#### [Task statement]
Exactly how many lines have the word "optimized"? Answer with the bare number.

━━━ Data excerpts ━━━

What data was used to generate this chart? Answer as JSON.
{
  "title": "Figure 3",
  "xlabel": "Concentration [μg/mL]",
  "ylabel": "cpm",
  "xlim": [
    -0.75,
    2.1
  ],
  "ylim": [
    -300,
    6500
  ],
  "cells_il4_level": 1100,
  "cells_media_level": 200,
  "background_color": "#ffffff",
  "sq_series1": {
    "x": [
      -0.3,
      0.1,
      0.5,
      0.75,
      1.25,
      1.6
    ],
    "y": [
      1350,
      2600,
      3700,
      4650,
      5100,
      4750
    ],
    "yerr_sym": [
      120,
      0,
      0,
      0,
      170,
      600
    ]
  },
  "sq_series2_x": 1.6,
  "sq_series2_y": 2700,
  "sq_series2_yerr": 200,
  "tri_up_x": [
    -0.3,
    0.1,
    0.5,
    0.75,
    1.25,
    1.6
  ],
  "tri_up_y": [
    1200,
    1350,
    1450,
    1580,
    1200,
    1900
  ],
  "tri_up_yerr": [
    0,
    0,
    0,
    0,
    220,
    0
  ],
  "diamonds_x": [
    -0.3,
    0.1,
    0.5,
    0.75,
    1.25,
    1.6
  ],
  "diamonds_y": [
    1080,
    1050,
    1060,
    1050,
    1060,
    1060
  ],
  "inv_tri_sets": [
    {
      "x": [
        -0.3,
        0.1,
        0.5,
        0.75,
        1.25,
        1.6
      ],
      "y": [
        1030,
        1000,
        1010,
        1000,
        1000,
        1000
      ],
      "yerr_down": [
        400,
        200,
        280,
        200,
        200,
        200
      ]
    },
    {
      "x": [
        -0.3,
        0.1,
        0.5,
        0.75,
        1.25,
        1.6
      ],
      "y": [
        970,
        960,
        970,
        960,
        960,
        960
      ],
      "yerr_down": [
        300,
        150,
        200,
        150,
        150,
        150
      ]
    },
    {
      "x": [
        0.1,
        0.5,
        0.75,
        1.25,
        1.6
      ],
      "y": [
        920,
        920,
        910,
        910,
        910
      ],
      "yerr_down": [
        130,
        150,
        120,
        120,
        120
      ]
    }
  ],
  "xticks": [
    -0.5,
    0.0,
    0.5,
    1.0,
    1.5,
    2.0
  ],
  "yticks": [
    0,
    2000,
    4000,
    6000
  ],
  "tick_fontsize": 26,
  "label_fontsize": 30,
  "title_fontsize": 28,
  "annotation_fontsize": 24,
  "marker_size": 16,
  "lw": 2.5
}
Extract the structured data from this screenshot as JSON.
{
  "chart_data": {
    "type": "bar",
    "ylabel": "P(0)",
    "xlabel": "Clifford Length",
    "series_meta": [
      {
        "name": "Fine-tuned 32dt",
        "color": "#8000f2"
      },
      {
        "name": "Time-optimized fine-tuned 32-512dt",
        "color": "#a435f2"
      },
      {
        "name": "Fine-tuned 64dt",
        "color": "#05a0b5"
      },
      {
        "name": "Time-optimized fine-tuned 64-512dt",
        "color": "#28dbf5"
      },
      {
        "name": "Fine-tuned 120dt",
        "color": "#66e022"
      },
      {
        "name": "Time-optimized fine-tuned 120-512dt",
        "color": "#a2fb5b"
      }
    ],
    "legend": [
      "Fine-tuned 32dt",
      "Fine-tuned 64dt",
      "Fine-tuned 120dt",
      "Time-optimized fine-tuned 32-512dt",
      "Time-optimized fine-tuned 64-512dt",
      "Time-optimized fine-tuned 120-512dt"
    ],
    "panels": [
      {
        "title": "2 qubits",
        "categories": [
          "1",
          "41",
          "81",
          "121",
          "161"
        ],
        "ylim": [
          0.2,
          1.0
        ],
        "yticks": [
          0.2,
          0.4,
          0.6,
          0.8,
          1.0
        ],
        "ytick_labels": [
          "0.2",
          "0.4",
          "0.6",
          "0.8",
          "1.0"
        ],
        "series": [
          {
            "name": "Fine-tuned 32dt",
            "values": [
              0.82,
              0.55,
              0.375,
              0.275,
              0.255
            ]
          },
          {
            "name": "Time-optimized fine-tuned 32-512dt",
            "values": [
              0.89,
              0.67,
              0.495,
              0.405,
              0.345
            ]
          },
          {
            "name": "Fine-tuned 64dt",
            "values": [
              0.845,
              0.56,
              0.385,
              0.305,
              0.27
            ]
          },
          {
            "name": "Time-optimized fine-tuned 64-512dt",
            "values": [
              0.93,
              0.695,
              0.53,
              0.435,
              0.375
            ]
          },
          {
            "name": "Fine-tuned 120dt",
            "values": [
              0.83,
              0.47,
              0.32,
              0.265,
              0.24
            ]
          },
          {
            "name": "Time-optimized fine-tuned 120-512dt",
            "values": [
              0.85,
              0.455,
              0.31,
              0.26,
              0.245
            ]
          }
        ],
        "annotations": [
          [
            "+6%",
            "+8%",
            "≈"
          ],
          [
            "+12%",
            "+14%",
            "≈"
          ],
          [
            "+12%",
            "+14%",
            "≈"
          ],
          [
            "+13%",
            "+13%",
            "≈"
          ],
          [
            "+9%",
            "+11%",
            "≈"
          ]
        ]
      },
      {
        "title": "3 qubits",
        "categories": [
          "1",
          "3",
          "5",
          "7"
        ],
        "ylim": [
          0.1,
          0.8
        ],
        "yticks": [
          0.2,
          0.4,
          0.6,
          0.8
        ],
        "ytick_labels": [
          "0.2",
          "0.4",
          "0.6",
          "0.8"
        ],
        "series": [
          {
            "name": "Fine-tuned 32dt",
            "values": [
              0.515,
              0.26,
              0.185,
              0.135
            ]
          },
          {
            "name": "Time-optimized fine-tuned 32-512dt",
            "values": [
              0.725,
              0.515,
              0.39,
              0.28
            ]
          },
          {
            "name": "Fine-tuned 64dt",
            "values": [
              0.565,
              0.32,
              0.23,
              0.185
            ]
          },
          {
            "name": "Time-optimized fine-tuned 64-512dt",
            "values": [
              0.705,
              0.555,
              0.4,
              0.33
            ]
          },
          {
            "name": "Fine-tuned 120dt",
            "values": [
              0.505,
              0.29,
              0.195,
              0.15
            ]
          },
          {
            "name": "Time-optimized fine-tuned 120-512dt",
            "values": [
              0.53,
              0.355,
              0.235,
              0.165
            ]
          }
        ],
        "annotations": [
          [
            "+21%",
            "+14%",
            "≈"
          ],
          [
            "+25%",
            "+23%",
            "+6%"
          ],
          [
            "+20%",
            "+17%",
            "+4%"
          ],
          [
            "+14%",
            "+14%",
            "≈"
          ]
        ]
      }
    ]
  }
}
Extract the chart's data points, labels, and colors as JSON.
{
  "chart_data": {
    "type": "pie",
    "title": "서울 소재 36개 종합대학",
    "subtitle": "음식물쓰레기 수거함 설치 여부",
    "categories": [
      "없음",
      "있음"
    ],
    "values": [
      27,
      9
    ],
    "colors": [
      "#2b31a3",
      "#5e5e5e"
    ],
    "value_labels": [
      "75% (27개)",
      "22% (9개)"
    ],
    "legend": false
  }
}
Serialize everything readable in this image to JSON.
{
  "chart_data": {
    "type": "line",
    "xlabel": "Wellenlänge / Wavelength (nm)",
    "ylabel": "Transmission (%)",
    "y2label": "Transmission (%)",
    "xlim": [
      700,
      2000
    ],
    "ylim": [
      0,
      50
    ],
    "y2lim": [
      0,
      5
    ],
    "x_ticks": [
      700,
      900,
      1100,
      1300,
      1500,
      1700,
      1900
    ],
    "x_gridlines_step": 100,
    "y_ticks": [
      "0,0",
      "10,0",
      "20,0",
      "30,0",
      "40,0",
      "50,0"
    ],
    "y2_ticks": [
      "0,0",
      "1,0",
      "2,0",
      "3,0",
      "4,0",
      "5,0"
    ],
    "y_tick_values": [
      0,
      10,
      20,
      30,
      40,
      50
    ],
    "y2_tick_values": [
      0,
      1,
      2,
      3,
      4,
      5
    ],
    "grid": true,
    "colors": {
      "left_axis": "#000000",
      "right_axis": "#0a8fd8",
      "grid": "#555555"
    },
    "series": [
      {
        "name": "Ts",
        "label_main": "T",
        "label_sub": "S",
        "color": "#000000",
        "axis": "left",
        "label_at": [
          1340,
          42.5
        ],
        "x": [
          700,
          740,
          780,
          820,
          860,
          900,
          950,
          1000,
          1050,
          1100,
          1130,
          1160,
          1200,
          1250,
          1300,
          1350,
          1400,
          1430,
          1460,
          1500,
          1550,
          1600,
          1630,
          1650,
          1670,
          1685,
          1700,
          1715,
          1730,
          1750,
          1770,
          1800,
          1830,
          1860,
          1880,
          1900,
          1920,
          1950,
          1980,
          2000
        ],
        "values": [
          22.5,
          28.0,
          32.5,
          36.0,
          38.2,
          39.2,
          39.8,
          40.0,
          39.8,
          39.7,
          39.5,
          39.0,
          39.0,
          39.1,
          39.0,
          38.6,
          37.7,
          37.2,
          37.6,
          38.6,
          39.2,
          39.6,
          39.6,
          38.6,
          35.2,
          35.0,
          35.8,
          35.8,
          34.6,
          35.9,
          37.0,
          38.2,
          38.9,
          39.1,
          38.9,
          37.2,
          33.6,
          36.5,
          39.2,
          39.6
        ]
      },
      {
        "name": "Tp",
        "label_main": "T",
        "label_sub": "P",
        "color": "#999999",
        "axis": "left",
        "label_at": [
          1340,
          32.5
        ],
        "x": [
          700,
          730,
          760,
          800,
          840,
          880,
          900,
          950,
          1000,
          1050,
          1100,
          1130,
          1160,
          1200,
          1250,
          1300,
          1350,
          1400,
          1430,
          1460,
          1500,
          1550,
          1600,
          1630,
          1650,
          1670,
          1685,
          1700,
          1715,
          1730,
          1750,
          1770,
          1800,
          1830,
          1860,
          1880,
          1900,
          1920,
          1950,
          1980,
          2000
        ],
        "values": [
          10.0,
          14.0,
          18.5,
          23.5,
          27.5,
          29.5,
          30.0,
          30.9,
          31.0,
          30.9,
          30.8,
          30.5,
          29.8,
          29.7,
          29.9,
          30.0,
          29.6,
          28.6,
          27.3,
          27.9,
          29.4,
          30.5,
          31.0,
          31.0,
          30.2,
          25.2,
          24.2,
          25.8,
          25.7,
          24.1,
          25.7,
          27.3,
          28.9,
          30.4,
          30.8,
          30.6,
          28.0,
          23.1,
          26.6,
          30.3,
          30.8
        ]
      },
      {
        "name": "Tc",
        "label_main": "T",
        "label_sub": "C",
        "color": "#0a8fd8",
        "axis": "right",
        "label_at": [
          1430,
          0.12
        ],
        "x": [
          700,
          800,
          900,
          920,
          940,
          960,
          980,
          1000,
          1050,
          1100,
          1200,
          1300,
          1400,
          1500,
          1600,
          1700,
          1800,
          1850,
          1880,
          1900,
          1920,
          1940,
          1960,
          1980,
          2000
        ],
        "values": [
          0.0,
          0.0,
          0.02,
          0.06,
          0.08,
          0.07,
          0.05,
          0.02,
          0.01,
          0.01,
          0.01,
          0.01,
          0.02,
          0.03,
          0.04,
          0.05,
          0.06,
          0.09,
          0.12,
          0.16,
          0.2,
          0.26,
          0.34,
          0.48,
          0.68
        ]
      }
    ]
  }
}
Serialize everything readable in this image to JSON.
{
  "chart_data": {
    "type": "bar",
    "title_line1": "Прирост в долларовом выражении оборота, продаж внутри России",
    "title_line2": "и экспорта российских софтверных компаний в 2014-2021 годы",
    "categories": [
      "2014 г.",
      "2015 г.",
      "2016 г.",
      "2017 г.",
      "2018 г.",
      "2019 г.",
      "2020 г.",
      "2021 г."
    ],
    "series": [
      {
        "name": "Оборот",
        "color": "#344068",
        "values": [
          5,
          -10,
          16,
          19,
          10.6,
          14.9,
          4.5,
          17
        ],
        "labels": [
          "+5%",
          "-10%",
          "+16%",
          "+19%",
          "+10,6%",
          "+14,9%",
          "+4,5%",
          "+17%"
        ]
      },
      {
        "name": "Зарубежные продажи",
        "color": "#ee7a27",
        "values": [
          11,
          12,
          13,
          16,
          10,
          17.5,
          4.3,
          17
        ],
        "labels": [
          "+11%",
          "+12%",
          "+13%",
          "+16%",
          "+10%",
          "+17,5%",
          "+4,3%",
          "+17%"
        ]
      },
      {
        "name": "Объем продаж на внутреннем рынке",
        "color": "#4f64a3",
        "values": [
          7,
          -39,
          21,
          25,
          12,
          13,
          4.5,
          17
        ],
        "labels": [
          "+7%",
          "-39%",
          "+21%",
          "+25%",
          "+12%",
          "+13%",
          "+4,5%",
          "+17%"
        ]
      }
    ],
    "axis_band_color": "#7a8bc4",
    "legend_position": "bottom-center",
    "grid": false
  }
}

━━━

#### [Task output]
12